Do this »
Each line of the listing that contains the word "Account" is to be copied.

= = = = =

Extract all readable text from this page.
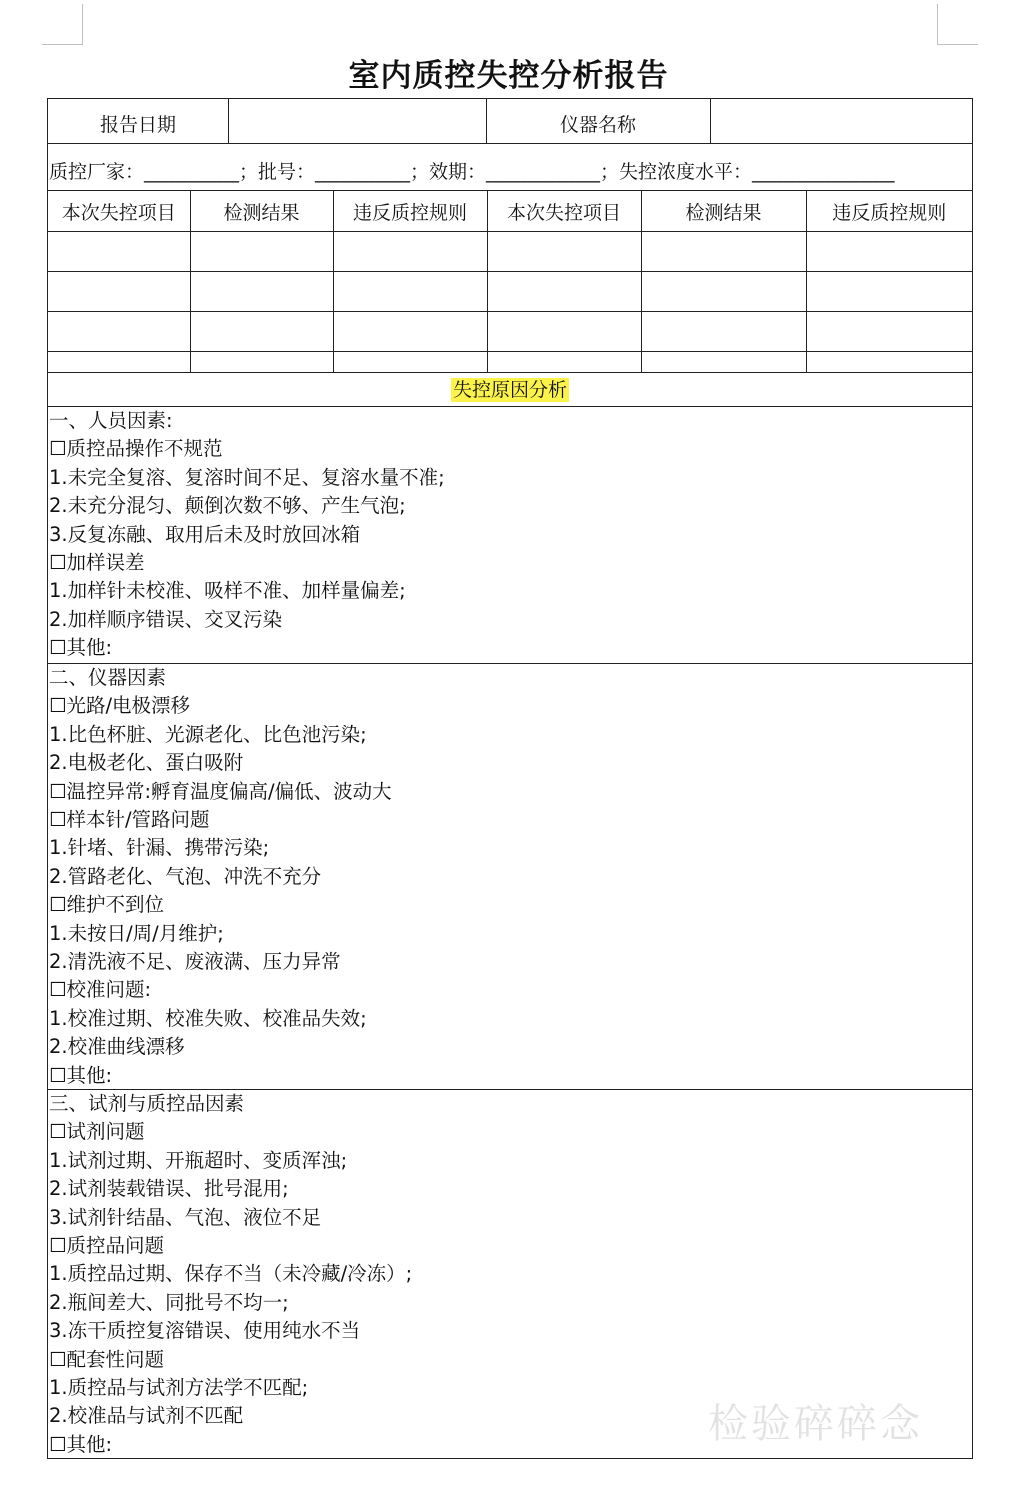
室内质控失控分析报告
报告日期	仪器名称
质控厂家：__________；批号：__________；效期：____________；失控浓度水平：_______________
本次失控项目	检测结果	违反质控规则	本次失控项目	检测结果	违反质控规则

失控原因分析
一、人员因素:
☐质控品操作不规范
1.未完全复溶、复溶时间不足、复溶水量不准;
2.未充分混匀、颠倒次数不够、产生气泡;
3.反复冻融、取用后未及时放回冰箱
☐加样误差
1.加样针未校准、吸样不准、加样量偏差;
2.加样顺序错误、交叉污染
☐其他:
二、仪器因素
☐光路/电极漂移
1.比色杯脏、光源老化、比色池污染;
2.电极老化、蛋白吸附
☐温控异常:孵育温度偏高/偏低、波动大
☐样本针/管路问题
1.针堵、针漏、携带污染;
2.管路老化、气泡、冲洗不充分
☐维护不到位
1.未按日/周/月维护;
2.清洗液不足、废液满、压力异常
☐校准问题:
1.校准过期、校准失败、校准品失效;
2.校准曲线漂移
☐其他:
三、试剂与质控品因素
☐试剂问题
1.试剂过期、开瓶超时、变质浑浊;
2.试剂装载错误、批号混用;
3.试剂针结晶、气泡、液位不足
☐质控品问题
1.质控品过期、保存不当（未冷藏/冷冻）;
2.瓶间差大、同批号不均一;
3.冻干质控复溶错误、使用纯水不当
☐配套性问题
1.质控品与试剂方法学不匹配;
2.校准品与试剂不匹配
☐其他:	检验碎碎念
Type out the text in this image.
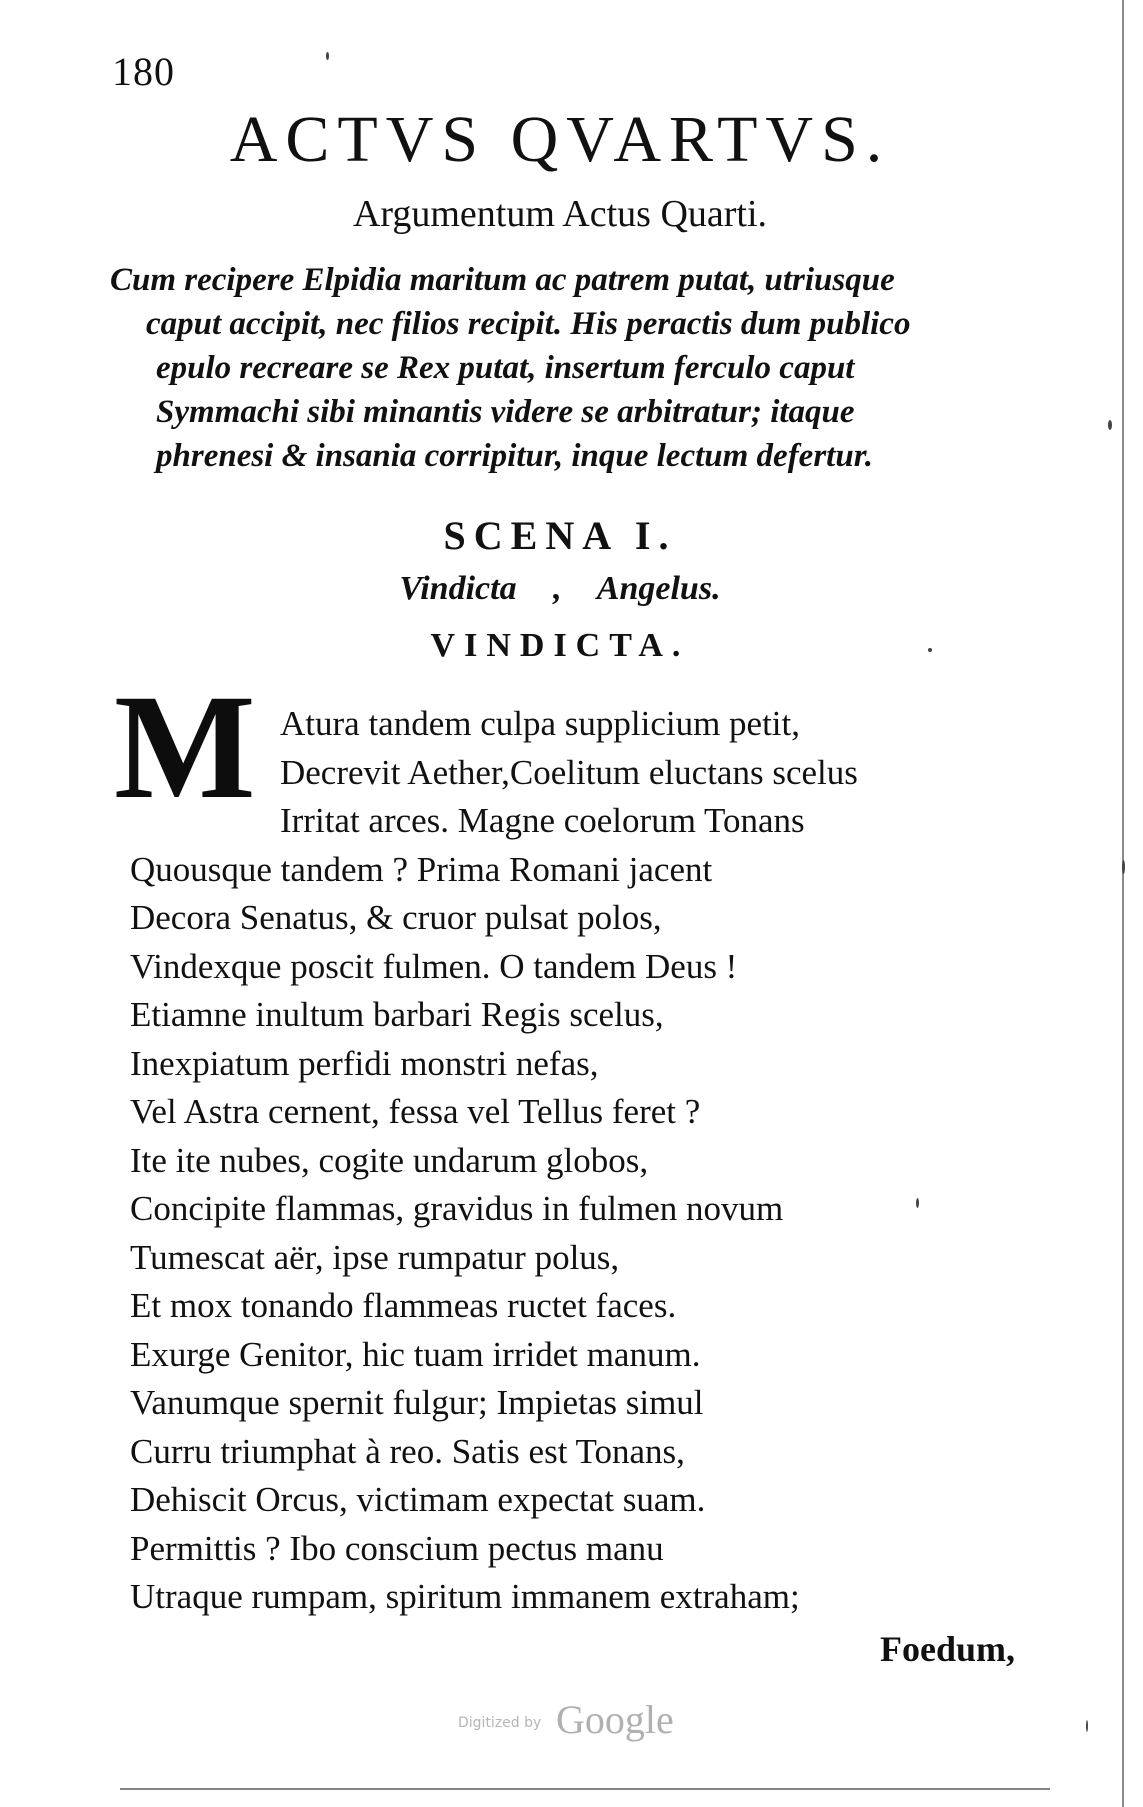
180
ACTVS QVARTVS.
Argumentum Actus Quarti.
Cum recipere Elpidia maritum ac patrem putat, utriusque
caput accipit, nec filios recipit. His peractis dum publico
epulo recreare se Rex putat, insertum ferculo caput
Symmachi sibi minantis videre se arbitratur; itaque
phrenesi & insania corripitur, inque lectum defertur.
SCENA I.
Vindicta , Angelus.
VINDICTA.
M Atura tandem culpa supplicium petit,
Decrevit Aether,Coelitum eluctans scelus
Irritat arces. Magne coelorum Tonans
Quousque tandem ? Prima Romani jacent
Decora Senatus, & cruor pulsat polos,
Vindexque poscit fulmen. O tandem Deus !
Etiamne inultum barbari Regis scelus,
Inexpiatum perfidi monstri nefas,
Vel Astra cernent, fessa vel Tellus feret ?
Ite ite nubes, cogite undarum globos,
Concipite flammas, gravidus in fulmen novum
Tumescat aër, ipse rumpatur polus,
Et mox tonando flammeas ructet faces.
Exurge Genitor, hic tuam irridet manum.
Vanumque spernit fulgur; Impietas simul
Curru triumphat à reo. Satis est Tonans,
Dehiscit Orcus, victimam expectat suam.
Permittis ? Ibo conscium pectus manu
Utraque rumpam, spiritum immanem extraham;
Foedum,
Digitized by Google
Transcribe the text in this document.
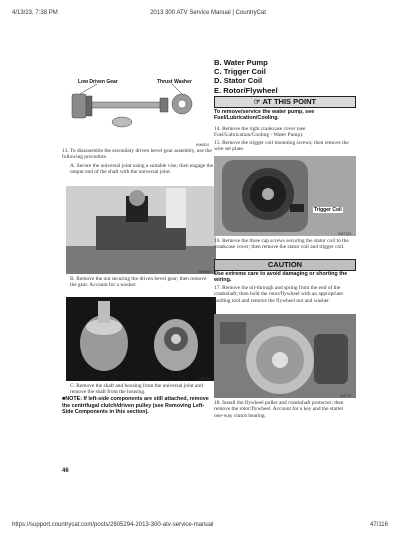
4/13/23, 7:38 PM	2013 300 ATV Service Manual | CountryCat
https://support.countrycat.com/posts/2805294-2013-300-atv-service-manual	47/116
Low Driven Gear	Thrust Washer
KM6824
13. To disassemble the secondary driven bevel gear assembly, use the following procedure.
A. Secure the universal joint using a suitable vise; then engage the output end of the shaft with the universal joint.
KM6653
B. Remove the nut securing the driven bevel gear; then remove the gear. Account for a washer.
KM6654
C. Remove the shaft and housing from the universal joint and remove the shaft from the housing.
■NOTE: If left-side components are still attached, remove the centrifugal clutch/driven pulley (see Removing Left-Side Components in this section).
46
B. Water Pump
C. Trigger Coil
D. Stator Coil
E. Rotor/Flywheel
☞ AT THIS POINT
To remove/service the water pump, see Fuel/Lubrication/Cooling.
14. Remove the right crankcase cover (see Fuel/Lubrication/Cooling - Water Pump).
15. Remove the trigger coil mounting screws; then remove the wire set plate.
Trigger Coil
KM772A
16. Remove the three cap screws securing the stator coil to the crankcase cover; then remove the stator coil and trigger coil.
CAUTION
Use extreme care to avoid damaging or shorting the wiring.
17. Remove the oil-through and spring from the end of the crankshaft; then hold the rotor/flywheel with an appropriate holding tool and remove the flywheel nut and washer.
KM774
18. Install the flywheel puller and crankshaft protector; then remove the rotor/flywheel. Account for a key and the starter one-way clutch bearing.
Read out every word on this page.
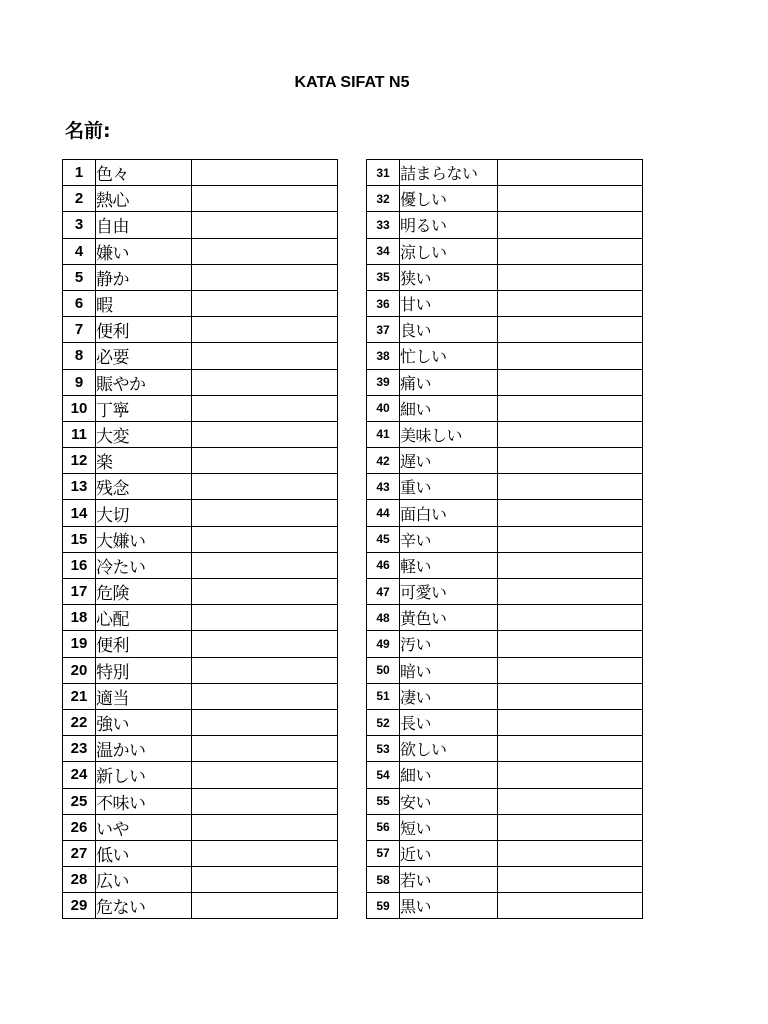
KATA SIFAT N5
名前:
1	色々	
2	熱心	
3	自由	
4	嫌い	
5	静か	
6	暇	
7	便利	
8	必要	
9	賑やか	
10	丁寧	
11	大変	
12	楽	
13	残念	
14	大切	
15	大嫌い	
16	冷たい	
17	危険	
18	心配	
19	便利	
20	特別	
21	適当	
22	強い	
23	温かい	
24	新しい	
25	不味い	
26	いや	
27	低い	
28	広い	
29	危ない	
31	詰まらない	
32	優しい	
33	明るい	
34	涼しい	
35	狭い	
36	甘い	
37	良い	
38	忙しい	
39	痛い	
40	細い	
41	美味しい	
42	遅い	
43	重い	
44	面白い	
45	辛い	
46	軽い	
47	可愛い	
48	黄色い	
49	汚い	
50	暗い	
51	凄い	
52	長い	
53	欲しい	
54	細い	
55	安い	
56	短い	
57	近い	
58	若い	
59	黒い	
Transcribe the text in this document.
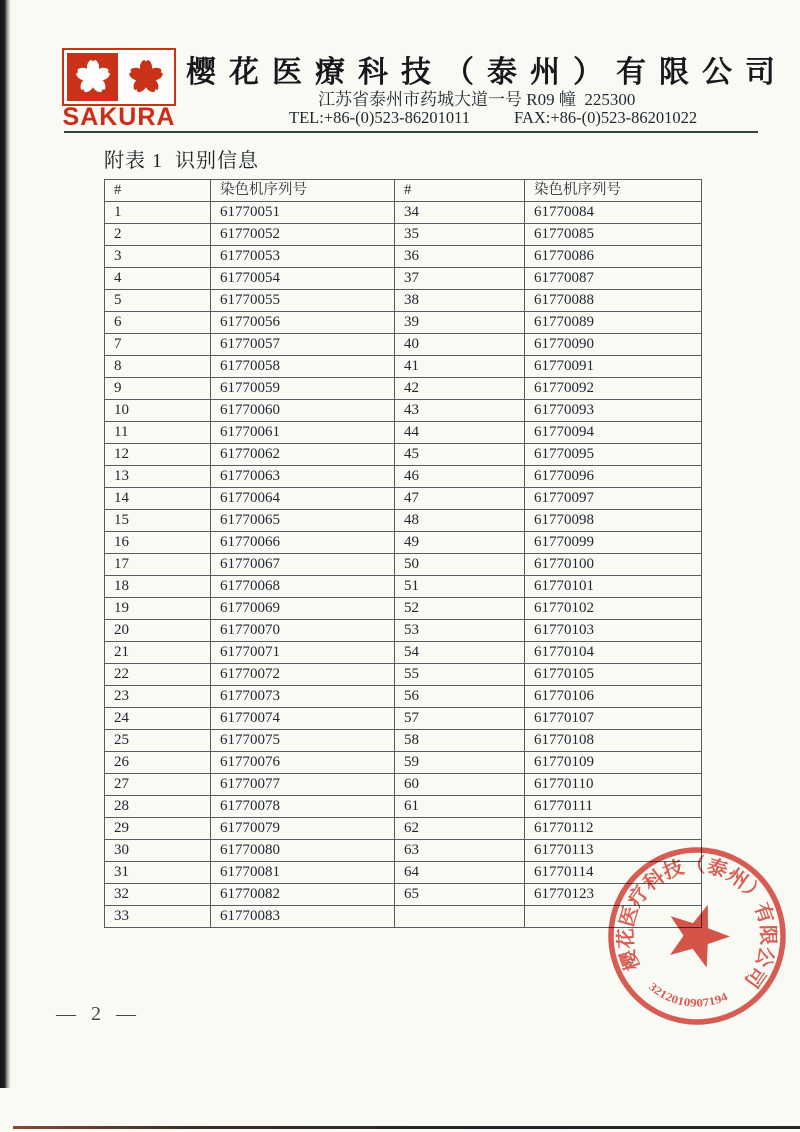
SAKURA
樱花医療科技（泰州）有限公司
江苏省泰州市药城大道一号 R09 幢  225300
TEL:+86-(0)523-86201011	FAX:+86-(0)523-86201022
附表 1  识别信息
#	染色机序列号	#	染色机序列号
1	61770051	34	61770084
2	61770052	35	61770085
3	61770053	36	61770086
4	61770054	37	61770087
5	61770055	38	61770088
6	61770056	39	61770089
7	61770057	40	61770090
8	61770058	41	61770091
9	61770059	42	61770092
10	61770060	43	61770093
11	61770061	44	61770094
12	61770062	45	61770095
13	61770063	46	61770096
14	61770064	47	61770097
15	61770065	48	61770098
16	61770066	49	61770099
17	61770067	50	61770100
18	61770068	51	61770101
19	61770069	52	61770102
20	61770070	53	61770103
21	61770071	54	61770104
22	61770072	55	61770105
23	61770073	56	61770106
24	61770074	57	61770107
25	61770075	58	61770108
26	61770076	59	61770109
27	61770077	60	61770110
28	61770078	61	61770111
29	61770079	62	61770112
30	61770080	63	61770113
31	61770081	64	61770114
32	61770082	65	61770123
33	61770083		
樱花医疗科技（泰州）有限公司
3212010907194
— 2 —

= = = = =

Correct response »
B. Remove the nut securing the driven bevel gear; then remove the gear. Account for a washer.
18. Install the flywheel puller and crankshaft protector; then remove the rotor/flywheel. Account for a key and the starter one-way clutch bearing.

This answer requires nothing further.